◆ **THE PROBLEM**
Scan the records below. List lines holding "that".

◆ **EXERCISE INPUT**
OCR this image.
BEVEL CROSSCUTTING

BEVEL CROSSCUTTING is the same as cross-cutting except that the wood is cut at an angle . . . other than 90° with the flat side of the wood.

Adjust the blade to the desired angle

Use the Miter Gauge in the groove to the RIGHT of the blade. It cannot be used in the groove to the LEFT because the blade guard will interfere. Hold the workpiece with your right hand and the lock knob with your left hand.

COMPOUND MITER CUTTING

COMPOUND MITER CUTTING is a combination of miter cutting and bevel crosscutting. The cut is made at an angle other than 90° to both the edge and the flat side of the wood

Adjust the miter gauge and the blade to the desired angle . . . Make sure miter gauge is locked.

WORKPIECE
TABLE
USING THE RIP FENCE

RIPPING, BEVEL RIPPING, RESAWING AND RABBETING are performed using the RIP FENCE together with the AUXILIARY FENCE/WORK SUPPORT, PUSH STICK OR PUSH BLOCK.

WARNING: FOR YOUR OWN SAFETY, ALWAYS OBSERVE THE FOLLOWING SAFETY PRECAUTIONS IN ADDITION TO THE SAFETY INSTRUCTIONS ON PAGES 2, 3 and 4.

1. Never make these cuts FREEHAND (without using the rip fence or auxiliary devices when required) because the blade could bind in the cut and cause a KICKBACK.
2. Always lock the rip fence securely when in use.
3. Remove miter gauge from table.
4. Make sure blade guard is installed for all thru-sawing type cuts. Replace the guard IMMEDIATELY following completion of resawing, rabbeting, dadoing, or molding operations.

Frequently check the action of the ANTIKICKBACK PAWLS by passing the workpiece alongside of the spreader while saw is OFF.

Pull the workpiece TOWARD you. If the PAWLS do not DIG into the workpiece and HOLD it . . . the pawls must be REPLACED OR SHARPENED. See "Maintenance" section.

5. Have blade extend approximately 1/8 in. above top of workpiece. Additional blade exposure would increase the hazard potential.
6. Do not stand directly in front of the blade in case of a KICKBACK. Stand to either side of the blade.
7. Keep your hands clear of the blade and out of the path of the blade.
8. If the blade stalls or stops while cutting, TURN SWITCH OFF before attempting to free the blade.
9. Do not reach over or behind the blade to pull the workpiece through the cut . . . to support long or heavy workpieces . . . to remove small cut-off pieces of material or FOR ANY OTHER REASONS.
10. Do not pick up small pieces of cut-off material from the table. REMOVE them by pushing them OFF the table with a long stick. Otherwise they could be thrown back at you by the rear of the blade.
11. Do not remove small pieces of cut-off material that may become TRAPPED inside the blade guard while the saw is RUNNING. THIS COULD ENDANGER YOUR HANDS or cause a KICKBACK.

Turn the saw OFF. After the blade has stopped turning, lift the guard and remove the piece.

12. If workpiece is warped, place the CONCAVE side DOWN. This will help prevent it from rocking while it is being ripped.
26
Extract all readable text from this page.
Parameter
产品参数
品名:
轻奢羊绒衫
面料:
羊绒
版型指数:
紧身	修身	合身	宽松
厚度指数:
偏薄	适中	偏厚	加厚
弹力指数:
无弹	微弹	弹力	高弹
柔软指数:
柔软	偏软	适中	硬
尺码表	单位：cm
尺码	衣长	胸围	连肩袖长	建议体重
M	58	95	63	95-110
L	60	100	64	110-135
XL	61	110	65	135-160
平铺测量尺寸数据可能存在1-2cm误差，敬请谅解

◆ **IN RESPONSE**
BEVEL CROSSCUTTING is the same as cross-cutting except that the wood is cut at an angle . . . other than 90° with the flat side of the wood.
11. Do not remove small pieces of cut-off material that may become TRAPPED inside the blade guard while the saw is RUNNING. THIS COULD ENDANGER YOUR HANDS or cause a KICKBACK.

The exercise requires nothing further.